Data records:
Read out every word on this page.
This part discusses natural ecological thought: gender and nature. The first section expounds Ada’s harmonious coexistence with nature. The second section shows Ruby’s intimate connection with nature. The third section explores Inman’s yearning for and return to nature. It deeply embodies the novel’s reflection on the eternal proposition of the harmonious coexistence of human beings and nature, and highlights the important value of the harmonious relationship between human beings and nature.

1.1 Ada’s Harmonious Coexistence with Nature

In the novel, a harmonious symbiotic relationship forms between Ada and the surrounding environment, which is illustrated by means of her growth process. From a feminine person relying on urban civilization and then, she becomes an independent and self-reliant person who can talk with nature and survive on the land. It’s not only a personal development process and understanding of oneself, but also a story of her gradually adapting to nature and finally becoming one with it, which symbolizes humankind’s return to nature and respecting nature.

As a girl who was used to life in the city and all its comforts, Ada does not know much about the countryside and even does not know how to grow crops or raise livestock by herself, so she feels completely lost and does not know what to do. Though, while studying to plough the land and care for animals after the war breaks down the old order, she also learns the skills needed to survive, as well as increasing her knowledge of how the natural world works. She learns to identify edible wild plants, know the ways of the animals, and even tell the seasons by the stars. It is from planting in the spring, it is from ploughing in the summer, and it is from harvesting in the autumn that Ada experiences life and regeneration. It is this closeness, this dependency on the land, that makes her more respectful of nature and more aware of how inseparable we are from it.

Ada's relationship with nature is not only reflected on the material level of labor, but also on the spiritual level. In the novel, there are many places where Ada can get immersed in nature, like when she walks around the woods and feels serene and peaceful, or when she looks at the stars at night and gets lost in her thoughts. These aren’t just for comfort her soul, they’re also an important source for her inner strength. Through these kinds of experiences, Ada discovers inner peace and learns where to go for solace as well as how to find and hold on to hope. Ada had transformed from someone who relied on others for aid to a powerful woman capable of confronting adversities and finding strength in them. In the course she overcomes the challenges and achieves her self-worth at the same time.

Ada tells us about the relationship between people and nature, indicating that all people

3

EXERCISE DETAILS
Quote all of the entries verbatim.

ANSWER
Read out every word on this page.
This part discusses natural ecological thought: gender and nature. The first section expounds Ada’s harmonious coexistence with nature. The second section shows Ruby’s intimate connection with nature. The third section explores Inman’s yearning for and return to nature. It deeply embodies the novel’s reflection on the eternal proposition of the harmonious coexistence of human beings and nature, and highlights the important value of the harmonious relationship between human beings and nature.

1.1 Ada’s Harmonious Coexistence with Nature

In the novel, a harmonious symbiotic relationship forms between Ada and the surrounding environment, which is illustrated by means of her growth process. From a feminine person relying on urban civilization and then, she becomes an independent and self-reliant person who can talk with nature and survive on the land. It’s not only a personal development process and understanding of oneself, but also a story of her gradually adapting to nature and finally becoming one with it, which symbolizes humankind’s return to nature and respecting nature.

As a girl who was used to life in the city and all its comforts, Ada does not know much about the countryside and even does not know how to grow crops or raise livestock by herself, so she feels completely lost and does not know what to do. Though, while studying to plough the land and care for animals after the war breaks down the old order, she also learns the skills needed to survive, as well as increasing her knowledge of how the natural world works. She learns to identify edible wild plants, know the ways of the animals, and even tell the seasons by the stars. It is from planting in the spring, it is from ploughing in the summer, and it is from harvesting in the autumn that Ada experiences life and regeneration. It is this closeness, this dependency on the land, that makes her more respectful of nature and more aware of how inseparable we are from it.

Ada's relationship with nature is not only reflected on the material level of labor, but also on the spiritual level. In the novel, there are many places where Ada can get immersed in nature, like when she walks around the woods and feels serene and peaceful, or when she looks at the stars at night and gets lost in her thoughts. These aren’t just for comfort her soul, they’re also an important source for her inner strength. Through these kinds of experiences, Ada discovers inner peace and learns where to go for solace as well as how to find and hold on to hope. Ada had transformed from someone who relied on others for aid to a powerful woman capable of confronting adversities and finding strength in them. In the course she overcomes the challenges and achieves her self-worth at the same time.

Ada tells us about the relationship between people and nature, indicating that all people

3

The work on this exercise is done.